** start DATA FOR THIS EXERCISE **

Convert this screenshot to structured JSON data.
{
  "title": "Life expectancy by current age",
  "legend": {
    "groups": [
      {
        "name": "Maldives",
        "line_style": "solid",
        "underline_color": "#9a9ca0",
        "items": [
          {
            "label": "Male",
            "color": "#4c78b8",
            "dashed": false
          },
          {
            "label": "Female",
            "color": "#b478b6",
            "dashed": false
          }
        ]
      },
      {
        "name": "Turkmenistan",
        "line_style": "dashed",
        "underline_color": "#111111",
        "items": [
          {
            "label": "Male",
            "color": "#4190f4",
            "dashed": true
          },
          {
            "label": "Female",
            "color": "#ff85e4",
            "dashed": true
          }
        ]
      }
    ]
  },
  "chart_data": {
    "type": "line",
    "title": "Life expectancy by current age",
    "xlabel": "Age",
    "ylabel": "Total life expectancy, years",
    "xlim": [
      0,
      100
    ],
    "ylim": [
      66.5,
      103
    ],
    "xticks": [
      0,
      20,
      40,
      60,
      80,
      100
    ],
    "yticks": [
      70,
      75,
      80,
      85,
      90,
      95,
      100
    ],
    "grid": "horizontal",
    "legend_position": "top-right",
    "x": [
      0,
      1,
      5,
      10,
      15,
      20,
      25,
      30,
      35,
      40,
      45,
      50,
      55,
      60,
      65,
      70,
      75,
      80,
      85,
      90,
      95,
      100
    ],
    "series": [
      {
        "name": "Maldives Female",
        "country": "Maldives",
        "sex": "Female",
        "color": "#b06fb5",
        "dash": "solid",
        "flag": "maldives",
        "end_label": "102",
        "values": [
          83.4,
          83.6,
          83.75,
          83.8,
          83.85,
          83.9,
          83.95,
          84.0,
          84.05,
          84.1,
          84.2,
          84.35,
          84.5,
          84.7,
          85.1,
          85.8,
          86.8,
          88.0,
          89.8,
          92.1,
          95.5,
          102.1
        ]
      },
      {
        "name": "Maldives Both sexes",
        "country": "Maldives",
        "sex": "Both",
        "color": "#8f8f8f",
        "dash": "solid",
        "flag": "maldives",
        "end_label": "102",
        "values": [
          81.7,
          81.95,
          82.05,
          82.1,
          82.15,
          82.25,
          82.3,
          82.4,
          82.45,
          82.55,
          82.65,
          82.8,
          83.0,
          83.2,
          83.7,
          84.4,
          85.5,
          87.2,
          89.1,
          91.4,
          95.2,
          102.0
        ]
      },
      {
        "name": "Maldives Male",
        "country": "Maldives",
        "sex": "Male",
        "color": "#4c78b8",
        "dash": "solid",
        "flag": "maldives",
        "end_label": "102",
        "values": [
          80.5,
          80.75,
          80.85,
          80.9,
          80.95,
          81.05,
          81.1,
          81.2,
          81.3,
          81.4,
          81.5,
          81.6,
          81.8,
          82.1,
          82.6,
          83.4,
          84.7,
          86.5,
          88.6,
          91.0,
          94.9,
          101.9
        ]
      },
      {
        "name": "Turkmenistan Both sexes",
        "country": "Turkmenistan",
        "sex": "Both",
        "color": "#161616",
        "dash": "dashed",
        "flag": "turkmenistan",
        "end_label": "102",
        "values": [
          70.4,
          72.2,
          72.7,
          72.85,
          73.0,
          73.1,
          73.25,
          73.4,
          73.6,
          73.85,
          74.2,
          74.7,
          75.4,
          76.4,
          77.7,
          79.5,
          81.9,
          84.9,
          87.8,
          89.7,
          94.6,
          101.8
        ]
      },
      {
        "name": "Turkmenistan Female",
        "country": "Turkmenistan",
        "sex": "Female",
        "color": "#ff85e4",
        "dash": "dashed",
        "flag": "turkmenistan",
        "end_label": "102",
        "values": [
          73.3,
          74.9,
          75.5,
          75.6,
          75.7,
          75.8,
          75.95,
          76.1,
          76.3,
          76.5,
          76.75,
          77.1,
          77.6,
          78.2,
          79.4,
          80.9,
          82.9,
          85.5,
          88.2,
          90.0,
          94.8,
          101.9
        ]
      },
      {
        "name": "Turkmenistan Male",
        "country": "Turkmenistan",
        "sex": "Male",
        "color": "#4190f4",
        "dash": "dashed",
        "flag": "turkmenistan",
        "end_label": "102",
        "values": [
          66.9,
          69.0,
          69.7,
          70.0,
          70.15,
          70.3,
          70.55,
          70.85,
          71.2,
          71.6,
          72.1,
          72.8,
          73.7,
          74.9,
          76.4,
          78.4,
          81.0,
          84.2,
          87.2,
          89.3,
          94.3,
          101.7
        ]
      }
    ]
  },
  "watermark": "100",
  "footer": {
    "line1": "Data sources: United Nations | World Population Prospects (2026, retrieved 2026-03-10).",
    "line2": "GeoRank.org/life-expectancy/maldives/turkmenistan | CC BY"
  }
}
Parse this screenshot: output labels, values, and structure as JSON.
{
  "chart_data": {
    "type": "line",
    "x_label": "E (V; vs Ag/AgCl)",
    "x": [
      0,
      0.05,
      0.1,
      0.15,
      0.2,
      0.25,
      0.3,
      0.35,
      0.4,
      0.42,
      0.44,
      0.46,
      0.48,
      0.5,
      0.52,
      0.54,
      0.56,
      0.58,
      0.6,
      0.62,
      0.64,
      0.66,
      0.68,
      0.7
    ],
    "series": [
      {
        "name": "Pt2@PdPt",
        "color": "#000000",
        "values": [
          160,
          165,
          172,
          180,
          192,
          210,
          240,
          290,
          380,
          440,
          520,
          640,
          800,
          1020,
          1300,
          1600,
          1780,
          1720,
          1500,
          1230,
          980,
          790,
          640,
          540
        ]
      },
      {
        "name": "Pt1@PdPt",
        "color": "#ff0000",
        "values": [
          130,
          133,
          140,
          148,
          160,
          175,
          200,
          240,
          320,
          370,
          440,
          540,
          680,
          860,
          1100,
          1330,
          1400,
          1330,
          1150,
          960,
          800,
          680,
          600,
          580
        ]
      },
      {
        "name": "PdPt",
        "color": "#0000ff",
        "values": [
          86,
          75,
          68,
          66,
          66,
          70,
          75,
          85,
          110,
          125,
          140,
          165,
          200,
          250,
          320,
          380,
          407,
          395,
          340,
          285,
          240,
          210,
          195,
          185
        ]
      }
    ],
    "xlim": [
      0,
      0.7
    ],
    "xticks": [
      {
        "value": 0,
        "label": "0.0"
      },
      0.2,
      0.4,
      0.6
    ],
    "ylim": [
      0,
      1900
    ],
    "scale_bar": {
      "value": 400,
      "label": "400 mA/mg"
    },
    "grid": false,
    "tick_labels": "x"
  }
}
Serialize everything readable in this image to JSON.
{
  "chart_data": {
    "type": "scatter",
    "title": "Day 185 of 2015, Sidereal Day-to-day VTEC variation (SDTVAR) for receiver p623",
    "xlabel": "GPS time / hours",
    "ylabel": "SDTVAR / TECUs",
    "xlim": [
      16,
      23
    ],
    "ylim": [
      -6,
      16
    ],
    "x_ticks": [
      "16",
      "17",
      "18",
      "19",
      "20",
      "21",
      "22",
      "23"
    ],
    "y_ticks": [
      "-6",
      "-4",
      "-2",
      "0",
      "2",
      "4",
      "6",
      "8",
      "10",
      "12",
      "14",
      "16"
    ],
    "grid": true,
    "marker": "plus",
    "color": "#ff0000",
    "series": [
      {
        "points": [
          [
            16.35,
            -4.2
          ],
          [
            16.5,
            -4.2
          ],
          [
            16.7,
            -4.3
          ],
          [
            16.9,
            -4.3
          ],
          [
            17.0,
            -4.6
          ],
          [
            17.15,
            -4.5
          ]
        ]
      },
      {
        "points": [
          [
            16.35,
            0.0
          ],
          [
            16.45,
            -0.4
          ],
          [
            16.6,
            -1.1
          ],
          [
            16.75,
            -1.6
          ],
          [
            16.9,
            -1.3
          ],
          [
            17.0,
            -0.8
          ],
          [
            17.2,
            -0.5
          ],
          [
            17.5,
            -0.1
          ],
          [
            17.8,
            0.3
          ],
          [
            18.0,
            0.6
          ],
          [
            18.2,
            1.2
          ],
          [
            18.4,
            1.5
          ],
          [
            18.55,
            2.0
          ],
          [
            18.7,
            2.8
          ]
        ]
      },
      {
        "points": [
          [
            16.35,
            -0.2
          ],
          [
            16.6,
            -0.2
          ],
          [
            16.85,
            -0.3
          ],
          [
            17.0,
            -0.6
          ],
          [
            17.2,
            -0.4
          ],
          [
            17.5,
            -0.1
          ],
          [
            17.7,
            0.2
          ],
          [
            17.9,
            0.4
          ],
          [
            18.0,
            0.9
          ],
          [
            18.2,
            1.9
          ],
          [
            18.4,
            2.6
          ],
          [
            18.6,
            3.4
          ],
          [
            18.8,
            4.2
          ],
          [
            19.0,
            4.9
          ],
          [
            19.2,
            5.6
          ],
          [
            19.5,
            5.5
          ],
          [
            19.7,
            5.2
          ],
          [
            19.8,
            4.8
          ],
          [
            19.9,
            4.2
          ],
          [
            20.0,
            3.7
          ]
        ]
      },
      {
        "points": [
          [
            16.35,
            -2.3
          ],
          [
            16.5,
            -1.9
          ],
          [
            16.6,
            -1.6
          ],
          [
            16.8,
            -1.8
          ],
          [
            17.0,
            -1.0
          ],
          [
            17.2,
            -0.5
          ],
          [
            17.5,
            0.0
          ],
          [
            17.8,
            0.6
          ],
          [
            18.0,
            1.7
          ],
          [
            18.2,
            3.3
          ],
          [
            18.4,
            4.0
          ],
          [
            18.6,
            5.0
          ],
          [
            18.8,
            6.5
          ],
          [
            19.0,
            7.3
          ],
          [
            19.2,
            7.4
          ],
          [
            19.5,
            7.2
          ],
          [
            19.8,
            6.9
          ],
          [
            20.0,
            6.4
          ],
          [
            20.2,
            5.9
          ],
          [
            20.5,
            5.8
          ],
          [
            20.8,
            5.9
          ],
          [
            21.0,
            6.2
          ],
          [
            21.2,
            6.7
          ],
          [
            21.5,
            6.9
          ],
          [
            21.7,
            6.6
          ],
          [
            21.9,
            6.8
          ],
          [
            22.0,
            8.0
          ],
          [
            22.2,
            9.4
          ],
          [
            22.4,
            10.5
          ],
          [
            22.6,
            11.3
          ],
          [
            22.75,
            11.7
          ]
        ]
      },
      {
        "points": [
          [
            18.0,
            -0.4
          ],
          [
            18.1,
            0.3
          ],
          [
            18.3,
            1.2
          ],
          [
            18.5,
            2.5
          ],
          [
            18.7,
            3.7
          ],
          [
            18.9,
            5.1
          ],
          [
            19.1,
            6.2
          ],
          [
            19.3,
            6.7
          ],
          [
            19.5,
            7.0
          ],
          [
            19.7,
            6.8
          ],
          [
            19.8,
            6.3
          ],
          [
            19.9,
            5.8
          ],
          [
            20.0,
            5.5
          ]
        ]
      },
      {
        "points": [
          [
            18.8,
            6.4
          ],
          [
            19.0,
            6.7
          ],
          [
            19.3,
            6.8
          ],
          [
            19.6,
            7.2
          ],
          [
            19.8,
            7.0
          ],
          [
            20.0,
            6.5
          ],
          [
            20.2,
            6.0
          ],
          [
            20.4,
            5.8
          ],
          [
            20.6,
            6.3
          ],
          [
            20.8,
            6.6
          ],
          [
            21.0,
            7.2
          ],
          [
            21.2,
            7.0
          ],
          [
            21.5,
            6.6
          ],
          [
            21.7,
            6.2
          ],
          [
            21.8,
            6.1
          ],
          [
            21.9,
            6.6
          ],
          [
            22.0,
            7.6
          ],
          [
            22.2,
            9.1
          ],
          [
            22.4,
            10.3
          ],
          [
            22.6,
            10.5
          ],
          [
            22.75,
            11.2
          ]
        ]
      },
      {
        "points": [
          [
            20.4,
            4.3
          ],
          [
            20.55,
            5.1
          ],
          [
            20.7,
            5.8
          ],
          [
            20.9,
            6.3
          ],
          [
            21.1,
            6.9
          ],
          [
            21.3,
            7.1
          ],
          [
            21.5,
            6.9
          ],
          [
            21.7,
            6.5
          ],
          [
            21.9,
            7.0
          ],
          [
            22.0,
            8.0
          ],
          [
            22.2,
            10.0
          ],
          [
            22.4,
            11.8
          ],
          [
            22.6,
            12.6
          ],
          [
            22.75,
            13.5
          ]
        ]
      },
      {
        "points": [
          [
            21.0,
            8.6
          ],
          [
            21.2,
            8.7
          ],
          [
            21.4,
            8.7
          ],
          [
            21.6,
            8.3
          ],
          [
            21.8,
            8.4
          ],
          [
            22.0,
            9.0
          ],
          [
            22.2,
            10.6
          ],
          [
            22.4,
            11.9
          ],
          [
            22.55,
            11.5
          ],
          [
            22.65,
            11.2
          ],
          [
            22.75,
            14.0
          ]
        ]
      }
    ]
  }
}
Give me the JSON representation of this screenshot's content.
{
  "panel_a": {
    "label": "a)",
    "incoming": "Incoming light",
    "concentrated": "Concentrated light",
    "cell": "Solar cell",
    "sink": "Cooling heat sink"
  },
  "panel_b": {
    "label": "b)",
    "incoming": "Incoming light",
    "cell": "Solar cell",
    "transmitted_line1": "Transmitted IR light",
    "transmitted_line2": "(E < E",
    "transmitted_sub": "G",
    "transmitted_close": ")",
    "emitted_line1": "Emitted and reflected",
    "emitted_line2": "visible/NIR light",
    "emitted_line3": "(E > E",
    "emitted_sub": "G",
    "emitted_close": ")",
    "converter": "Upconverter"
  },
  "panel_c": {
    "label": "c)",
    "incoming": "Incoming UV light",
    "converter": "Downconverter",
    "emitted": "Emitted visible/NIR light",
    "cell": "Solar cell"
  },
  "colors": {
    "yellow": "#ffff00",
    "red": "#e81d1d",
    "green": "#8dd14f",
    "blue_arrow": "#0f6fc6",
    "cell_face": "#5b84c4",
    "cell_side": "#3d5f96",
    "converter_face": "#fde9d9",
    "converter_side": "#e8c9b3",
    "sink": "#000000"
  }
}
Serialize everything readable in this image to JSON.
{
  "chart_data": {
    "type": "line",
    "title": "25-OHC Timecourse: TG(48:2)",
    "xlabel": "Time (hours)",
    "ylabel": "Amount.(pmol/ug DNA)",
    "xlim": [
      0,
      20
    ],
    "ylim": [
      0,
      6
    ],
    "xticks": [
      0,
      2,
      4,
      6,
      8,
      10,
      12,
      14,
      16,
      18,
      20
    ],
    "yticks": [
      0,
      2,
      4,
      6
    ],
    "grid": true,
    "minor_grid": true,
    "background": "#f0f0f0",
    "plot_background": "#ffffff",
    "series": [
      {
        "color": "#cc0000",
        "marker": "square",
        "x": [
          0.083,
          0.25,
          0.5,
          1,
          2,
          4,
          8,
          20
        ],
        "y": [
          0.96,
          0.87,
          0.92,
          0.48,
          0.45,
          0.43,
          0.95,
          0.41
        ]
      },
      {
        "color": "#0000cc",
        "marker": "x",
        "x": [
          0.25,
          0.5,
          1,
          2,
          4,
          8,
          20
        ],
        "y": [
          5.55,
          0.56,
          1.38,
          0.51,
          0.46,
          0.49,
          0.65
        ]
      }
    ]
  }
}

** end DATA FOR THIS EXERCISE **

REQUIRED WORK: Give only the count of lines in this material that contain the string "title".

FINISHED TASK: 4